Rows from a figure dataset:
..............................

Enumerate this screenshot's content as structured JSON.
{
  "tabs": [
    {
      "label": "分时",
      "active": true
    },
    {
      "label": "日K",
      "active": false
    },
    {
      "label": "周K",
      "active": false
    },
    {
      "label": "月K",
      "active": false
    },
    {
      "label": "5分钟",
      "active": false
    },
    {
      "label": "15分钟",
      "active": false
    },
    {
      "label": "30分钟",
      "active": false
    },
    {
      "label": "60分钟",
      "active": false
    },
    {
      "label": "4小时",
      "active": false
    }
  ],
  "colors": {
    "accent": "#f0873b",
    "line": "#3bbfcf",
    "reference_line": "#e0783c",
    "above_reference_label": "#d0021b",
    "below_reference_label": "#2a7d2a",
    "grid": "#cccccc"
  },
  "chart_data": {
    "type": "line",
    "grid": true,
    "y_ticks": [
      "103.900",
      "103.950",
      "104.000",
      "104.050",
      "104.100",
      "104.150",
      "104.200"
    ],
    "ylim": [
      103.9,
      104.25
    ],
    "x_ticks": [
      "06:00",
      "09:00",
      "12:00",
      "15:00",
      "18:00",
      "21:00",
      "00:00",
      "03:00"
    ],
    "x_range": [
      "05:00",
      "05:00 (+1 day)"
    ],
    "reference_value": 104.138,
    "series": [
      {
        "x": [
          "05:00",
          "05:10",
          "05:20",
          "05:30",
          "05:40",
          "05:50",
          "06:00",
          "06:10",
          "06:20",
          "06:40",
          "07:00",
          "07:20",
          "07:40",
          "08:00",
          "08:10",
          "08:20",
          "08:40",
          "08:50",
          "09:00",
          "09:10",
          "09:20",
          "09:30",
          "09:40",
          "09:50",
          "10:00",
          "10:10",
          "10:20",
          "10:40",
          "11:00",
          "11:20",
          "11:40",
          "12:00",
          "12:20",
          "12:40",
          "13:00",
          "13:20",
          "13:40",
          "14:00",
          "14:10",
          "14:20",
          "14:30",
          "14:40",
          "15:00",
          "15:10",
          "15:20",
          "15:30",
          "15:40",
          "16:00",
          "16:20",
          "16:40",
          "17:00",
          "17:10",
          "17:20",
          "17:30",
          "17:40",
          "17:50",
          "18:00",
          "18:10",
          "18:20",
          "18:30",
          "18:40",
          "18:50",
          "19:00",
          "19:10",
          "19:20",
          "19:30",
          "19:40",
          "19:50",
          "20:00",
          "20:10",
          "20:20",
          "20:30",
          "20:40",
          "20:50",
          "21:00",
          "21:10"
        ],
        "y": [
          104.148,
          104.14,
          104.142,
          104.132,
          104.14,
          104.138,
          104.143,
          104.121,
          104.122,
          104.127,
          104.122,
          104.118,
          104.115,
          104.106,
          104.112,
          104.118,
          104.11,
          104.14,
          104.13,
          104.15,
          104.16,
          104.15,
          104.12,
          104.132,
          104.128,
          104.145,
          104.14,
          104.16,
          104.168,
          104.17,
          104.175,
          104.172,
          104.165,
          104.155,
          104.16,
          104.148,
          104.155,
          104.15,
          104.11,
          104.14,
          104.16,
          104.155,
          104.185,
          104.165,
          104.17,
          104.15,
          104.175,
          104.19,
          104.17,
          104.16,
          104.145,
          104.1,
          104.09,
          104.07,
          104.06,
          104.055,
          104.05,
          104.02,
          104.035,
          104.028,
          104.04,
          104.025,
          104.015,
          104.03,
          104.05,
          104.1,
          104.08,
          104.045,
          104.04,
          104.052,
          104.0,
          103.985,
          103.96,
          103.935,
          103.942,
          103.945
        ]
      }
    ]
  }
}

..............................

▶ GOAL: Write out each line of the data above again, exactly as given.

▶ WRITTEN SOLUTION:
Enumerate this screenshot's content as structured JSON.
{
  "tabs": [
    {
      "label": "分时",
      "active": true
    },
    {
      "label": "日K",
      "active": false
    },
    {
      "label": "周K",
      "active": false
    },
    {
      "label": "月K",
      "active": false
    },
    {
      "label": "5分钟",
      "active": false
    },
    {
      "label": "15分钟",
      "active": false
    },
    {
      "label": "30分钟",
      "active": false
    },
    {
      "label": "60分钟",
      "active": false
    },
    {
      "label": "4小时",
      "active": false
    }
  ],
  "colors": {
    "accent": "#f0873b",
    "line": "#3bbfcf",
    "reference_line": "#e0783c",
    "above_reference_label": "#d0021b",
    "below_reference_label": "#2a7d2a",
    "grid": "#cccccc"
  },
  "chart_data": {
    "type": "line",
    "grid": true,
    "y_ticks": [
      "103.900",
      "103.950",
      "104.000",
      "104.050",
      "104.100",
      "104.150",
      "104.200"
    ],
    "ylim": [
      103.9,
      104.25
    ],
    "x_ticks": [
      "06:00",
      "09:00",
      "12:00",
      "15:00",
      "18:00",
      "21:00",
      "00:00",
      "03:00"
    ],
    "x_range": [
      "05:00",
      "05:00 (+1 day)"
    ],
    "reference_value": 104.138,
    "series": [
      {
        "x": [
          "05:00",
          "05:10",
          "05:20",
          "05:30",
          "05:40",
          "05:50",
          "06:00",
          "06:10",
          "06:20",
          "06:40",
          "07:00",
          "07:20",
          "07:40",
          "08:00",
          "08:10",
          "08:20",
          "08:40",
          "08:50",
          "09:00",
          "09:10",
          "09:20",
          "09:30",
          "09:40",
          "09:50",
          "10:00",
          "10:10",
          "10:20",
          "10:40",
          "11:00",
          "11:20",
          "11:40",
          "12:00",
          "12:20",
          "12:40",
          "13:00",
          "13:20",
          "13:40",
          "14:00",
          "14:10",
          "14:20",
          "14:30",
          "14:40",
          "15:00",
          "15:10",
          "15:20",
          "15:30",
          "15:40",
          "16:00",
          "16:20",
          "16:40",
          "17:00",
          "17:10",
          "17:20",
          "17:30",
          "17:40",
          "17:50",
          "18:00",
          "18:10",
          "18:20",
          "18:30",
          "18:40",
          "18:50",
          "19:00",
          "19:10",
          "19:20",
          "19:30",
          "19:40",
          "19:50",
          "20:00",
          "20:10",
          "20:20",
          "20:30",
          "20:40",
          "20:50",
          "21:00",
          "21:10"
        ],
        "y": [
          104.148,
          104.14,
          104.142,
          104.132,
          104.14,
          104.138,
          104.143,
          104.121,
          104.122,
          104.127,
          104.122,
          104.118,
          104.115,
          104.106,
          104.112,
          104.118,
          104.11,
          104.14,
          104.13,
          104.15,
          104.16,
          104.15,
          104.12,
          104.132,
          104.128,
          104.145,
          104.14,
          104.16,
          104.168,
          104.17,
          104.175,
          104.172,
          104.165,
          104.155,
          104.16,
          104.148,
          104.155,
          104.15,
          104.11,
          104.14,
          104.16,
          104.155,
          104.185,
          104.165,
          104.17,
          104.15,
          104.175,
          104.19,
          104.17,
          104.16,
          104.145,
          104.1,
          104.09,
          104.07,
          104.06,
          104.055,
          104.05,
          104.02,
          104.035,
          104.028,
          104.04,
          104.025,
          104.015,
          104.03,
          104.05,
          104.1,
          104.08,
          104.045,
          104.04,
          104.052,
          104.0,
          103.985,
          103.96,
          103.935,
          103.942,
          103.945
        ]
      }
    ]
  }
}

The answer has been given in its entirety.